▶ _PROBLEM STATEMENT_
Below are records; state how many of their lines hold the word "广东广州", and give only the figure.

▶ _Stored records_
===
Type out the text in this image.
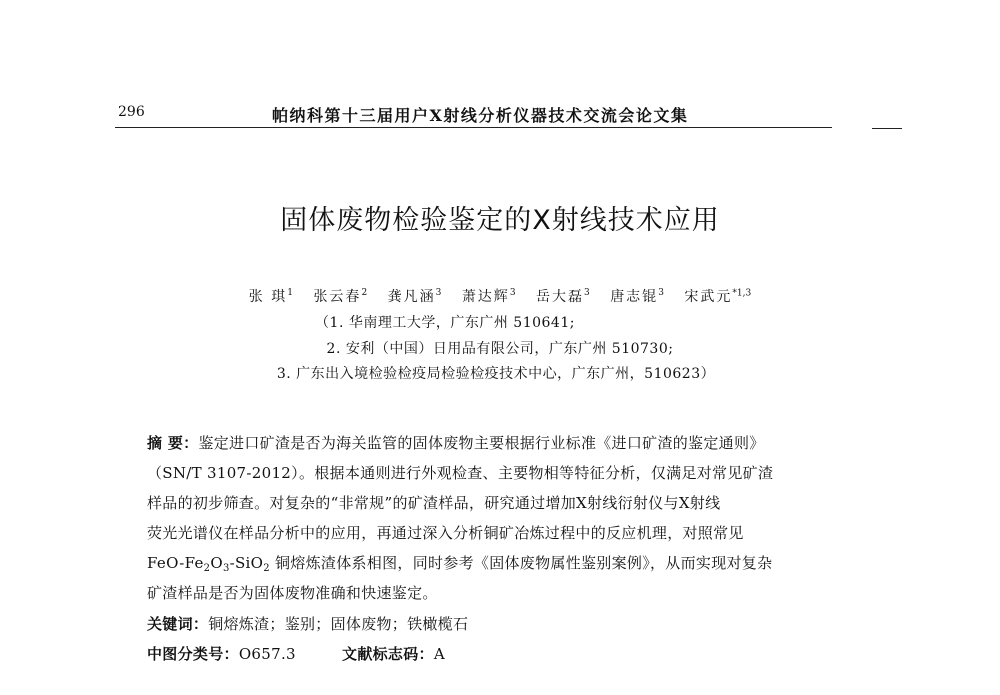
296	帕纳科第十三届用户X射线分析仪器技术交流会论文集
固体废物检验鉴定的X射线技术应用
张 琪$^1$ 张云春$^2$ 龚凡涵$^3$ 萧达辉$^3$ 岳大磊$^3$ 唐志锟$^3$ 宋武元$^{*1,3}$
（1. 华南理工大学，广东广州 510641;
2. 安利（中国）日用品有限公司，广东广州 510730;
3. 广东出入境检验检疫局检验检疫技术中心，广东广州，510623）
摘 要：鉴定进口矿渣是否为海关监管的固体废物主要根据行业标准《进口矿渣的鉴定通则》
（SN/T 3107-2012）。根据本通则进行外观检查、主要物相等特征分析，仅满足对常见矿渣
样品的初步筛查。对复杂的“非常规”的矿渣样品，研究通过增加X射线衍射仪与X射线
荧光光谱仪在样品分析中的应用，再通过深入分析铜矿冶炼过程中的反应机理，对照常见
FeO-$Fe_2O_3-SiO_2$ 铜熔炼渣体系相图，同时参考《固体废物属性鉴别案例》，从而实现对复杂
矿渣样品是否为固体废物准确和快速鉴定。
关键词：铜熔炼渣；鉴别；固体废物；铁橄榄石
中图分类号：O657.3	文献标志码：A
===
▶ _SOLVED EXERCISE_
3